Required tests (one per checkbox above): 31 unit tests for the panel,
plus 12 driver tests for each pass step in `Optimize`.

### Layer 2: Round-trip vs Sequence

For every test in `compile/codegen_*_test.go` (Layer 1 of 1626), build
the Sequence, call `Optimize`, and assert:

- The Sequence is well-formed (every label resolves, no leaked NOPs
  except line anchors).
- `Info.MaxStackDepth` matches CPython's `co_stacksize` for the
  equivalent Python source.

### Layer 3: Cross-check vs CPython

Tagged `//go:build cpython`. Compile a corpus of ~120 hand-picked
Python snippets in CPython 3.14 and gopy. Assert:

- `dis.dis(co).getvalue()` is identical (except for memory addresses).
- `co.co_stacksize` is identical.
- `co.co_lnotab` / `co.co_linetable` is identical.
- `co.co_exceptiontable` is identical.

The corpus lives at `compile/testdata/parity_corpus/*.py` and is the
same corpus that 1628 (assemble) uses for marshal-parity.

### Layer 4: Fuzz

`compile/flowgraph_fuzz_test.go` builds random valid Sequences (random
opcodes obeying the stack-effect table) and asserts `Optimize` is
idempotent: running it twice produces the same output.

## Lint and refactor budget

The flowgraph passes are notoriously branchy. Functions over 30
cognitive complexity that need pre-emptive splitting:

- `optimizeBasicBlock` (200 lines, dozens of cases): split into per-op
  helpers (`optBasicBlockJump`, `optBasicBlockBuildOp`, `optBasicBlockConstFamily`, ...).
- `optimizeLoadFast` (400+ lines, deep nesting): split into
  `loadFastInitRefs`, `loadFastVisitInstr` (per opcode group),
  `loadFastFinalizeBlock`.
- `addChecksForLoadsOfUninitializedVariables` (50 lines, three
  intertwined loops): split scan / propagate / emit phases.

▶ Exercise data:
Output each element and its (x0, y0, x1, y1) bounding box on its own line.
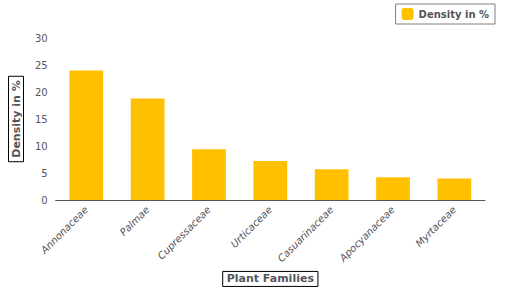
svg-text:Annonaceae: Annonaceae (38, 204, 90, 256)
svg-text:Cupressaceae: Cupressaceae (155, 204, 212, 261)
svg-text:Density in %: Density in % (10, 80, 23, 157)
svg-text:0: 0 (41, 195, 47, 206)
svg-text:Urticaceae: Urticaceae (229, 204, 275, 250)
svg-text:Palmae: Palmae (118, 204, 152, 238)
svg-text:25: 25 (35, 60, 48, 71)
svg-text:Casuarinaceae: Casuarinaceae (275, 204, 335, 264)
svg-text:Density in %: Density in % (419, 9, 489, 20)
svg-text:15: 15 (35, 114, 48, 125)
svg-text:Myrtaceae: Myrtaceae (413, 204, 458, 249)
svg-text:Apocyanaceae: Apocyanaceae (337, 204, 397, 264)
svg-text:30: 30 (35, 33, 48, 44)
svg-text:5: 5 (41, 168, 47, 179)
svg-text:20: 20 (35, 87, 48, 98)
svg-text:10: 10 (35, 141, 48, 152)
svg-text:Plant Families: Plant Families (227, 272, 315, 285)
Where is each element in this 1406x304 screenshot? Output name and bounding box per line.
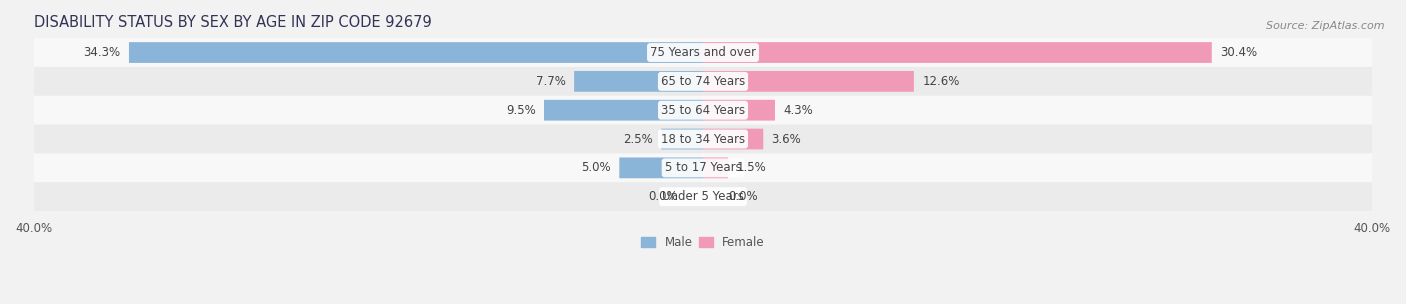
Text: 2.5%: 2.5%: [623, 133, 652, 146]
Text: Source: ZipAtlas.com: Source: ZipAtlas.com: [1267, 21, 1385, 31]
FancyBboxPatch shape: [703, 42, 1212, 63]
FancyBboxPatch shape: [703, 129, 763, 149]
Text: DISABILITY STATUS BY SEX BY AGE IN ZIP CODE 92679: DISABILITY STATUS BY SEX BY AGE IN ZIP C…: [34, 15, 432, 30]
FancyBboxPatch shape: [703, 71, 914, 92]
Text: 1.5%: 1.5%: [737, 161, 766, 174]
Text: 5 to 17 Years: 5 to 17 Years: [665, 161, 741, 174]
FancyBboxPatch shape: [661, 129, 703, 149]
FancyBboxPatch shape: [34, 67, 1372, 96]
FancyBboxPatch shape: [34, 38, 1372, 67]
Text: Under 5 Years: Under 5 Years: [662, 190, 744, 203]
FancyBboxPatch shape: [34, 125, 1372, 154]
Text: 75 Years and over: 75 Years and over: [650, 46, 756, 59]
FancyBboxPatch shape: [34, 96, 1372, 125]
Text: 9.5%: 9.5%: [506, 104, 536, 117]
FancyBboxPatch shape: [619, 157, 703, 178]
FancyBboxPatch shape: [129, 42, 703, 63]
Text: 18 to 34 Years: 18 to 34 Years: [661, 133, 745, 146]
Text: 7.7%: 7.7%: [536, 75, 565, 88]
Text: 5.0%: 5.0%: [581, 161, 612, 174]
FancyBboxPatch shape: [34, 154, 1372, 182]
Text: 65 to 74 Years: 65 to 74 Years: [661, 75, 745, 88]
FancyBboxPatch shape: [703, 157, 728, 178]
FancyBboxPatch shape: [574, 71, 703, 92]
FancyBboxPatch shape: [703, 100, 775, 121]
FancyBboxPatch shape: [544, 100, 703, 121]
FancyBboxPatch shape: [34, 182, 1372, 211]
Text: 0.0%: 0.0%: [728, 190, 758, 203]
Text: 4.3%: 4.3%: [783, 104, 813, 117]
Text: 34.3%: 34.3%: [83, 46, 121, 59]
Text: 12.6%: 12.6%: [922, 75, 960, 88]
Text: 0.0%: 0.0%: [648, 190, 678, 203]
Text: 35 to 64 Years: 35 to 64 Years: [661, 104, 745, 117]
Text: 3.6%: 3.6%: [772, 133, 801, 146]
Text: 30.4%: 30.4%: [1220, 46, 1257, 59]
Legend: Male, Female: Male, Female: [637, 231, 769, 254]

▶ Exercise requirements:
1/ According to the compiler testing plan, what does the fuzz test in Layer 4 assert about `Optimize`?
2/ From the records, return the part that opens with the line containing "svg-text:Annonaceae: Annonaceae (38, 204, 90, 256)" and closes with the line containing "Where is each", both ends included, and nothing else.

▶ Solved tasks:
1/ It asserts that `Optimize` is idempotent: running it twice produces the same output.

2/
svg-text:Annonaceae: Annonaceae (38, 204, 90, 256)
svg-text:Cupressaceae: Cupressaceae (155, 204, 212, 261)
svg-text:Density in %: Density in % (10, 80, 23, 157)
svg-text:0: 0 (41, 195, 47, 206)
svg-text:Urticaceae: Urticaceae (229, 204, 275, 250)
svg-text:Palmae: Palmae (118, 204, 152, 238)
svg-text:25: 25 (35, 60, 48, 71)
svg-text:Casuarinaceae: Casuarinaceae (275, 204, 335, 264)
svg-text:Density in %: Density in % (419, 9, 489, 20)
svg-text:15: 15 (35, 114, 48, 125)
svg-text:Myrtaceae: Myrtaceae (413, 204, 458, 249)
svg-text:Apocyanaceae: Apocyanaceae (337, 204, 397, 264)
svg-text:30: 30 (35, 33, 48, 44)
svg-text:5: 5 (41, 168, 47, 179)
svg-text:20: 20 (35, 87, 48, 98)
svg-text:10: 10 (35, 141, 48, 152)
svg-text:Plant Families: Plant Families (227, 272, 315, 285)
Where is each element in this 1406x304 screenshot? Output name and bounding box per line.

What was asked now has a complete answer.